‘Breathable sand’: How the UAE’s deserts can be a solution for climate change
The United Arab Emirates’ vast deserts and sandy terrain could be a solution to tackling climate change, water shortages and food security, according to a company using innovative technology to transform sand granules into agriculturally friendly farmland.
Dubai-based company Dake Rechsand’s ‘breathable sand’ technology helps desert sand retain water around roots while allowing air to flow freely. Chairman and croup CEO Chandra Dake says the technology can revolutionize farming in the desert.
For all the latest headlines follow our Google News channel online or via the app.
“The idea is the desert itself will become a solution for the desert problem,” he told Al Arabiya English. “Desert sand has never been used in any industry before. Now we have created an industry out of it. The breathable sand is a special sand, which makes the plants grow better because it allows aeration.”
Desert sand is treated using Rechsands patented technology called surface-free energy, which is based on how solids react to the surface tension of liquids creating a “water body” on top of the sand.

(Stored items)
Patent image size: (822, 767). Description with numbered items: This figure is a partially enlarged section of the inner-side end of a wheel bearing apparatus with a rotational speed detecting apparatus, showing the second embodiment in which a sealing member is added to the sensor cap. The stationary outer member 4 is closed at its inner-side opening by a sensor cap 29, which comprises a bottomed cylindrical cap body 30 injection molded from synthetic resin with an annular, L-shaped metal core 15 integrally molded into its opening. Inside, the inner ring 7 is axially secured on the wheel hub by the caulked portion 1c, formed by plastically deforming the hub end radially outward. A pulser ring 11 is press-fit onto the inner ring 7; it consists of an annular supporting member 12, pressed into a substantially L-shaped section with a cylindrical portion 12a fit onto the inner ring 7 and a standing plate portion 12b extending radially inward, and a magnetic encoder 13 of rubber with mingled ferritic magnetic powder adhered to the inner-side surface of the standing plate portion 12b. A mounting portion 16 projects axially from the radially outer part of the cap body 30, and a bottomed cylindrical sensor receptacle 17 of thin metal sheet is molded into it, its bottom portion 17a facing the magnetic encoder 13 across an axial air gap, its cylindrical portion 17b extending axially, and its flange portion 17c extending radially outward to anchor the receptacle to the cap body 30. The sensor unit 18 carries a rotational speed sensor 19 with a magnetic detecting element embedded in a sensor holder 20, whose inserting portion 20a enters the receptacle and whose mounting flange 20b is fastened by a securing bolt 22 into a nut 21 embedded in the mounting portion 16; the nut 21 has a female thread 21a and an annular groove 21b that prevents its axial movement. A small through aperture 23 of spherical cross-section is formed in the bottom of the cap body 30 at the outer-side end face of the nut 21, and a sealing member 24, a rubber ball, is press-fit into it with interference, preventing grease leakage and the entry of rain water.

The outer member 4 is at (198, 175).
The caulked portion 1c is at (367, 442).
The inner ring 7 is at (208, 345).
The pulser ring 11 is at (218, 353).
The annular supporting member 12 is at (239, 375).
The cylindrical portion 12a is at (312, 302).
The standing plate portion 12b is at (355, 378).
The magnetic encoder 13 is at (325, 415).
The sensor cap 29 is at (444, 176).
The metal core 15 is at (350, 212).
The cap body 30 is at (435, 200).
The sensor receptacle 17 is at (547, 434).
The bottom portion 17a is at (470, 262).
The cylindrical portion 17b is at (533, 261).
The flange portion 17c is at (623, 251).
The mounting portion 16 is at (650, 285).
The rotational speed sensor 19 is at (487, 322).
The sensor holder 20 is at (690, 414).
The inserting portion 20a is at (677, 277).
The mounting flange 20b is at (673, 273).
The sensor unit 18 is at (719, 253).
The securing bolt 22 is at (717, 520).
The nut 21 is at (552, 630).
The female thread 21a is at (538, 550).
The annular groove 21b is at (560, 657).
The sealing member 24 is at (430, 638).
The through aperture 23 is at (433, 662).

TASK SET
1. Reproduce everything from "For all the" down to "of the sand." in the article on breathable sand in the UAE, copying that part of it word for word.
2. Carry on the article about breathable sand in the UAE, picking up right after its final sentence.

TASK-BY-TASK RESULTS
1.
For all the latest headlines follow our Google News channel online or via the app.
“The idea is the desert itself will become a solution for the desert problem,” he told Al Arabiya English. “Desert sand has never been used in any industry before. Now we have created an industry out of it. The breathable sand is a special sand, which makes the plants grow better because it allows aeration.”
Desert sand is treated using Rechsands patented technology called surface-free energy, which is based on how solids react to the surface tension of liquids creating a “water body” on top of the sand.

2.
“Desert sand is the raw material and then we kind of coat it with a special technology, which makes it perform the way we intend to – like the retention of the water,” said Dake.
The sand is coated with a “special” layer made up of a combination of minerals which doesn’t contain any chemicals but accelerates the process of physically changing the properties of the sand, the CEO explained.
“This breathable sand – unlike normal desert sand which, when you apply water, normally disappears – holds the water and retains it for far longer,” Dake told Al Arabiya English.
“This becomes your water retention zone. And then this topsoil which used to be desert can now become arable land because you can plant in here and it starts retaining the nutrients and then slowly over a period this becomes rich in minerals and nutrients and then the plant can thrive better.”
This is how the movement of air and water is controlled, according to Dake.
“This makes the plants grow better because it allows aeration,” allowing the roots to get more oxygen, he said.
“So that’s why the plants grow healthy, the leaves are healthy, and the produce is healthy.”
Dake, who moved to the UAE in 2018, says the ‘breathable sand’ can produce “amazing results” for all types of plants, foliage, plants and produce, from jasmine, a coconut tree, roses and hibiscus.
In the UAE, the company has worked with private farms and a few schools in Dubai via the Ministry of Education, and with ministries in Sharjah. In Abu Dhabi, the technology has helped grow peanuts, mung beans, green beans and black-eyed peas, while fruit orchids have also shown promising results.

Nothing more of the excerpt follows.